━━━━━ SUPPLIED MATERIAL ━━━━━

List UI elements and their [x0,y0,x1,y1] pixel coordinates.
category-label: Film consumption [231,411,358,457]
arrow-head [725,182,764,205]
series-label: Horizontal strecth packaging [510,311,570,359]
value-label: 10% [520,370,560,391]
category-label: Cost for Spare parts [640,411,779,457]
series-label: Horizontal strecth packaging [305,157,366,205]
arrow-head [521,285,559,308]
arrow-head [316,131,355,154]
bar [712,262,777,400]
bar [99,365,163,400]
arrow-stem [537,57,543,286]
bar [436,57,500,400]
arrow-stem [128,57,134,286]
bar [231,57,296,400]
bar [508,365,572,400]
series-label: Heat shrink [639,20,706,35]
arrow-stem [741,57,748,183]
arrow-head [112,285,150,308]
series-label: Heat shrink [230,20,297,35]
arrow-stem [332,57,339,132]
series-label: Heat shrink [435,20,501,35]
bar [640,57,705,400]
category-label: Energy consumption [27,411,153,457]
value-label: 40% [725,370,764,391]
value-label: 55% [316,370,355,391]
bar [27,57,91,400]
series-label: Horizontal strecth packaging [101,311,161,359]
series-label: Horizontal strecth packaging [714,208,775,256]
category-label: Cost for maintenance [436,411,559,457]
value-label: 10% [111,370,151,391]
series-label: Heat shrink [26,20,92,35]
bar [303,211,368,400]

━━━━━

▸ THE EXERCISE
Render every line of the records above as a JSON array of strings, one string per line, with blank lines omitted.

▸ SOLUTION TO THIS EXERCISE
[
  "List UI elements and their [x0,y0,x1,y1] pixel coordinates.",
  "category-label: Film consumption [231,411,358,457]",
  "arrow-head [725,182,764,205]",
  "series-label: Horizontal strecth packaging [510,311,570,359]",
  "value-label: 10% [520,370,560,391]",
  "category-label: Cost for Spare parts [640,411,779,457]",
  "series-label: Horizontal strecth packaging [305,157,366,205]",
  "arrow-head [521,285,559,308]",
  "arrow-head [316,131,355,154]",
  "bar [712,262,777,400]",
  "bar [99,365,163,400]",
  "arrow-stem [537,57,543,286]",
  "bar [436,57,500,400]",
  "arrow-stem [128,57,134,286]",
  "bar [231,57,296,400]",
  "bar [508,365,572,400]",
  "series-label: Heat shrink [639,20,706,35]",
  "arrow-stem [741,57,748,183]",
  "arrow-head [112,285,150,308]",
  "series-label: Heat shrink [230,20,297,35]",
  "arrow-stem [332,57,339,132]",
  "series-label: Heat shrink [435,20,501,35]",
  "bar [640,57,705,400]",
  "category-label: Energy consumption [27,411,153,457]",
  "value-label: 40% [725,370,764,391]",
  "value-label: 55% [316,370,355,391]",
  "bar [27,57,91,400]",
  "series-label: Horizontal strecth packaging [101,311,161,359]",
  "series-label: Horizontal strecth packaging [714,208,775,256]",
  "category-label: Cost for maintenance [436,411,559,457]",
  "value-label: 10% [111,370,151,391]",
  "series-label: Heat shrink [26,20,92,35]",
  "bar [303,211,368,400]"
]